## Text excerpt
___

B. The symptoms cause clinically significant distress or impairment in social, occupational, or other important areas of functioning.
C. The episode is not attributable to the physiological effects of a substance or to another medical condition.
Note: Criteria A-C represent a major depressive episode.
Note: Responses to a significant loss (e.g., bereavement, financial ruin, losses from a natural disaster, a serious medical illness or disability) may include the feelings of intense sadness, rumination about the loss, insomnia, poor appetite, and weight loss noted in Criterion A, which may resemble a depressive episode. Although such symptoms may be understandable or considered appropriate to the loss, the presence of a major depressive episode in addition to the normal response to a significant loss should also be carefully considered. This decision inevitably requires the exercise of clinical judgment based on the individual’s history and the cultural norms for the expression of distress in the context of loss. (*)
Bipolar II Disorder
A. Criteria have been met for at least one hypomanic episode (Criteria A-F under “Hypomanic Episode” above and at least one major depressive episode (Criteria A-C under “Major Depressive Episode” above).
B. There has never been a manic episode.
B. The occurrence of the hypomanic episode(s) and major depressive episode(s) is not better explained by schizoaffective disorder, schizophrenia, schizophreniform disorder, delusional disorder, or other specified or unspecified schizophrenia spectrum and other psychotic disorder.
D. The symptoms of depression or the unpredictability caused by frequent alternation between periods of depression and hypomania causes clinically significant distress or impairment in social, occupational, or other important areas of functioning.
The most important observation is that you must have at least one hypomanic episode AND one major depressive episode to be considered bipolar II.
The next key observation is that there is implicit recognition that of the two, depressive episodes are the more serious affect. Gone are the days of bipolar II being considered the “soft” or “lesser” bipolar, primarily because of the prevalence of depression in the person’s life.
Finally, the hypomanic and depressive episodes may alternate frequently causing significant distress and impairment. The hypomania falls just short of impairment causing hospitalization. If that happens, it’s considered to be mania.
Please remember that I’m not a mental health professional. I live with Bipolar II Disorder. I experience hypomanic and depressive episodes. The most severe depressive episode resulted in a suicide attempt. This prompted my reaching out for help. My own research, the guidance and lessons shared by fellow sufferers, the compassion of therapists, and so much more, have all inspired me to share what I’ve learned with you. It’s information, not a diagnosis.
If you believe that you’re in need of help, I urge you to speak to your family doctor. If you’re experiencing suicidal thoughts, SEEK HELP IMMEDIATELY BY DIALING 911 OR VISITING YOUR LOCAL HOSPITAL EMERGENCY ROOM.

___

[Dataset items]
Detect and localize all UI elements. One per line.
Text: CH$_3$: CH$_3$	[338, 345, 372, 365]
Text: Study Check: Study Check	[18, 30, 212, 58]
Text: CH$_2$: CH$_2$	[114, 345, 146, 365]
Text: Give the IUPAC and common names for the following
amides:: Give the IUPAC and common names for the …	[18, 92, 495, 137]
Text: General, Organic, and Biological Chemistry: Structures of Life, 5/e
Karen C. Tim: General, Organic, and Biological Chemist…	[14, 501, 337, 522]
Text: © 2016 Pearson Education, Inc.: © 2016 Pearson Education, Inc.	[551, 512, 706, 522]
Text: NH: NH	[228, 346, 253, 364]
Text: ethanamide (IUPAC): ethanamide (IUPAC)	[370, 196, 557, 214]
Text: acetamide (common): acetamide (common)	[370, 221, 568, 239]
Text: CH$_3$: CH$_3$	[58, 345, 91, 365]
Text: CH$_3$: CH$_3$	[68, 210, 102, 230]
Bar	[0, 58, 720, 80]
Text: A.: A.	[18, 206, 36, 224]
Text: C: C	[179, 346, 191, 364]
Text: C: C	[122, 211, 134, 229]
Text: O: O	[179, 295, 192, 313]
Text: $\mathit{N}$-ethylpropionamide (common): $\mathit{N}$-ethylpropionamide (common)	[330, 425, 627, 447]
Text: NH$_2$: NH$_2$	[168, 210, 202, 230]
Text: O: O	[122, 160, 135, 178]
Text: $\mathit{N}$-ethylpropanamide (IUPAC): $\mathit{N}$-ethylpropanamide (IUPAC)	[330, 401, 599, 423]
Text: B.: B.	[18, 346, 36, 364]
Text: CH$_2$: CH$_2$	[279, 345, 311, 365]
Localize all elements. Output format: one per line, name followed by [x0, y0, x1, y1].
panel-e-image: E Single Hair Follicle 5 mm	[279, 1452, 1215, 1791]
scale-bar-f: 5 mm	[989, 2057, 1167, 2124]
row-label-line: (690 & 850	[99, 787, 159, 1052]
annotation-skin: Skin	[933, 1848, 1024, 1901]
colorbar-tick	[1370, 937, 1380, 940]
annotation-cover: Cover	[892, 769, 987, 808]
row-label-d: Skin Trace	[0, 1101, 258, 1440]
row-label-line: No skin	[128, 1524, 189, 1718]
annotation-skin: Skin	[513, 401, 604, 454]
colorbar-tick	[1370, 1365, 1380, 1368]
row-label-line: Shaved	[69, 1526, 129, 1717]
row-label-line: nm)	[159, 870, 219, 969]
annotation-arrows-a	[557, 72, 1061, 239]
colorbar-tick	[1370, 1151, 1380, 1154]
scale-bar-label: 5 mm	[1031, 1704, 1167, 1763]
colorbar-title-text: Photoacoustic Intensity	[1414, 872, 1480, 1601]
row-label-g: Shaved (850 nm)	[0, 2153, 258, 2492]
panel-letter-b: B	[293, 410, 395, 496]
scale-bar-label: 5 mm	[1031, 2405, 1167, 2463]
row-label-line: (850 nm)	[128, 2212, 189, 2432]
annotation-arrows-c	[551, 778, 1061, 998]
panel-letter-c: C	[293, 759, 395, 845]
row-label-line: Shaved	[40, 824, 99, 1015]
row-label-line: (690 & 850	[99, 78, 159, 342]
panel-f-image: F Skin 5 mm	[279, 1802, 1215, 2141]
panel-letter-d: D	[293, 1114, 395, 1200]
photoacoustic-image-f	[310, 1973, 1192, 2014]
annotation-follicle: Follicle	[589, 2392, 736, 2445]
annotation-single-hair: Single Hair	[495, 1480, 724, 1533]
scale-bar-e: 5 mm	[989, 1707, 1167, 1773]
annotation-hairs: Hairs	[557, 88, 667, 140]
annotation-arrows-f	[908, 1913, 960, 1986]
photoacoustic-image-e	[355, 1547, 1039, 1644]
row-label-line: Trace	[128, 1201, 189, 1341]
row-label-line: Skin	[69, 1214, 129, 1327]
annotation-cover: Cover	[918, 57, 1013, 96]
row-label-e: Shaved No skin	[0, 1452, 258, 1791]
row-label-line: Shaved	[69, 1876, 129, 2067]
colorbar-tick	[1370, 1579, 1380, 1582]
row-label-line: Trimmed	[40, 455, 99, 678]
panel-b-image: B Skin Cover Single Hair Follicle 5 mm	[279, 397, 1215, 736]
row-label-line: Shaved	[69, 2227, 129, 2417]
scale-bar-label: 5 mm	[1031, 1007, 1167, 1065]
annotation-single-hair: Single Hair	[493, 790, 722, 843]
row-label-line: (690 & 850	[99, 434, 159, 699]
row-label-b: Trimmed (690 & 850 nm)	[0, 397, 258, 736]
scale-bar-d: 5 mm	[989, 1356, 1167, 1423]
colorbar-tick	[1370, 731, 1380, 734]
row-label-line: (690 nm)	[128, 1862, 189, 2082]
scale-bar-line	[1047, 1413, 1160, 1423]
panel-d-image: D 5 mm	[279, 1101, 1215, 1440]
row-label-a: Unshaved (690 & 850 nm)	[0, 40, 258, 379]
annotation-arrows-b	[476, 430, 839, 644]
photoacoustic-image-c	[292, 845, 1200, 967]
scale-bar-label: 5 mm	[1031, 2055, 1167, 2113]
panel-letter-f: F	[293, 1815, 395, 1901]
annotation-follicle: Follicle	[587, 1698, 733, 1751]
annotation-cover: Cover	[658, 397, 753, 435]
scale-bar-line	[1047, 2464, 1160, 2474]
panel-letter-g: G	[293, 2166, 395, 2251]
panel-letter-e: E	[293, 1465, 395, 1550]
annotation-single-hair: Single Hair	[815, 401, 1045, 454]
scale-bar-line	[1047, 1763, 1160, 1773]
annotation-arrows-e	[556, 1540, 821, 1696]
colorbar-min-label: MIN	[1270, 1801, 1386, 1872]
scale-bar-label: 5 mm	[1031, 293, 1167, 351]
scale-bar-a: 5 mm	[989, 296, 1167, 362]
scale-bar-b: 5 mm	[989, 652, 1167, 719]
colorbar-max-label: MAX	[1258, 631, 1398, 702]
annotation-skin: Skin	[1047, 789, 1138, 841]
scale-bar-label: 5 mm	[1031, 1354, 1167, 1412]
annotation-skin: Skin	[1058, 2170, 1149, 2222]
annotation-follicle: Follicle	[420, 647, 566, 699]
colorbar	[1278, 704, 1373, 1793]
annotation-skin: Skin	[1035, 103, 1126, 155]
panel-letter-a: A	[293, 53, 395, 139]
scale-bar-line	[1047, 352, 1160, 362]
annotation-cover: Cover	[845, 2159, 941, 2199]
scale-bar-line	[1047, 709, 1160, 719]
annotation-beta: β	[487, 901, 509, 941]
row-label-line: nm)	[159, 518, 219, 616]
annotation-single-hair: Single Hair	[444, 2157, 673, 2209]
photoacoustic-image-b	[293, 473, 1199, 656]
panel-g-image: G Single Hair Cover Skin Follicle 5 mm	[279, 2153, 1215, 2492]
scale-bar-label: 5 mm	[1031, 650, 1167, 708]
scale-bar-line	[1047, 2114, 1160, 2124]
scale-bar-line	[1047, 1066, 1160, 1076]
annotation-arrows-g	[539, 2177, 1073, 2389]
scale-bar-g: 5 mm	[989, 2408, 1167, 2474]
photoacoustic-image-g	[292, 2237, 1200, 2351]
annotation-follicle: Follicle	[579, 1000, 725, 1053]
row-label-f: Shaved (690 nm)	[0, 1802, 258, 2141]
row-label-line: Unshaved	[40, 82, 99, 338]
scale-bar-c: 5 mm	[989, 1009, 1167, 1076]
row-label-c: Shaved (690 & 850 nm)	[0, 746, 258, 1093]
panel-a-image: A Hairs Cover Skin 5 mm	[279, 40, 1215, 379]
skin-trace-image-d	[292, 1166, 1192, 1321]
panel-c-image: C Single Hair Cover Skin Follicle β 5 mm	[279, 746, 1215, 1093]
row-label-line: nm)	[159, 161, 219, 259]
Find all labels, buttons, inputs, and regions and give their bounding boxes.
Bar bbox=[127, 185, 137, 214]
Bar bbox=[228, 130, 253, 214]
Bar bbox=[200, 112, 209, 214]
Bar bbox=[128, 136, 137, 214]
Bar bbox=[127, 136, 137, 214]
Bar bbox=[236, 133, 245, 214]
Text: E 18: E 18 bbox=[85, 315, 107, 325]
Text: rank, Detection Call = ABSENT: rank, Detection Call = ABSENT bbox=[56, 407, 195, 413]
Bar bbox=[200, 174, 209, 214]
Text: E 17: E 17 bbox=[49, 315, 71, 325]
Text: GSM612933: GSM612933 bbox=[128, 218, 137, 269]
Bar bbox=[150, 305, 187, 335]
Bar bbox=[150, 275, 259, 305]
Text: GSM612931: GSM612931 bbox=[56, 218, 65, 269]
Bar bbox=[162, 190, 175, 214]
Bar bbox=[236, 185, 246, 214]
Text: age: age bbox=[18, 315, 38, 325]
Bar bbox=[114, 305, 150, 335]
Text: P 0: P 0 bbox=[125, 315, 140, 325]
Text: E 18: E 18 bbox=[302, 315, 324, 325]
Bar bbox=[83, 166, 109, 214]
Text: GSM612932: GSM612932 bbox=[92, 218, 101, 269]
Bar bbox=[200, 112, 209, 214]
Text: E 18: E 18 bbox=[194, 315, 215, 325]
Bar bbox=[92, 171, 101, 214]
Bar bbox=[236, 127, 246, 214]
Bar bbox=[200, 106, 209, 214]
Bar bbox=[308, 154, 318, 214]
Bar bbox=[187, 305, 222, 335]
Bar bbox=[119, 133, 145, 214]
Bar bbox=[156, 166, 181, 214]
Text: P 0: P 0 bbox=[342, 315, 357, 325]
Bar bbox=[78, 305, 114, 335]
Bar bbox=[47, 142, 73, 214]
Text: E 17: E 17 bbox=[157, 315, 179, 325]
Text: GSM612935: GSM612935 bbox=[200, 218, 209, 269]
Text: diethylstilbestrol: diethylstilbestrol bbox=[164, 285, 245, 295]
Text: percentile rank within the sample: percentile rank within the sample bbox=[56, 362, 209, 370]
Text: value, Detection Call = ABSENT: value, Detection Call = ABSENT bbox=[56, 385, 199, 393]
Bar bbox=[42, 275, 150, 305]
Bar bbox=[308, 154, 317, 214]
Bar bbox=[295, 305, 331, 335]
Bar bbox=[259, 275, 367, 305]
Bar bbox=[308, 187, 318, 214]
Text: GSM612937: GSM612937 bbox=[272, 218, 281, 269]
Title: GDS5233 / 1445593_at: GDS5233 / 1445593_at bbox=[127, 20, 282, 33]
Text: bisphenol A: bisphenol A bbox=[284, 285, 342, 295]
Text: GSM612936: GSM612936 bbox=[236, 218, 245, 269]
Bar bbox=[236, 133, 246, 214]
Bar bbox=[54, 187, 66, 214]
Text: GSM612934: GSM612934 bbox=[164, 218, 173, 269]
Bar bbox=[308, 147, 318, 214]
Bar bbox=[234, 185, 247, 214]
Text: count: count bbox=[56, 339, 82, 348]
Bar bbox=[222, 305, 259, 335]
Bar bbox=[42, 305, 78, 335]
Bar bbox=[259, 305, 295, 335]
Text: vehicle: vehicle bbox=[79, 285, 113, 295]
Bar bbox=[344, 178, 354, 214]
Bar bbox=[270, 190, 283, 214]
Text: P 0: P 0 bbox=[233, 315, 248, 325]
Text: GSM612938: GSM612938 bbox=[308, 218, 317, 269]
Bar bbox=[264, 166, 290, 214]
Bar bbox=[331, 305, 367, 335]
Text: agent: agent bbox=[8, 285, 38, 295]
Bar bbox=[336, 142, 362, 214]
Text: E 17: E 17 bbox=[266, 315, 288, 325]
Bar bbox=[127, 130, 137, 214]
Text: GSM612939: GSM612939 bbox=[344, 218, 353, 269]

___

## Exercise set
[1] Condense the paragraph beginning "Please remember that I'm not a mental health professional" from the text on bipolar II disorder into a short bulleted list that keeps its main facts.
[2] Answer these questions from the text on bipolar II disorder, one line each:
(a) What do Criteria A-C represent, according to the note that follows them?
(b) If hypomania leads to impairment causing hospitalization, what is it considered to be?
(c) Whom does the writer urge people who believe they need help to speak to?

## Answers to the problems
[1]
- The writer is not a mental health professional but lives with Bipolar II Disorder.
- The writer experiences hypomanic and depressive episodes.
- The most severe depressive episode led to a suicide attempt, which prompted the writer to seek help.
- The writer's own research, guidance and lessons from fellow sufferers, and the compassion of therapists inspired the sharing of this material.
- The content is information, not a diagnosis.

[2]
(a) A major depressive episode.
(b) Mania.
(c) Their family doctor.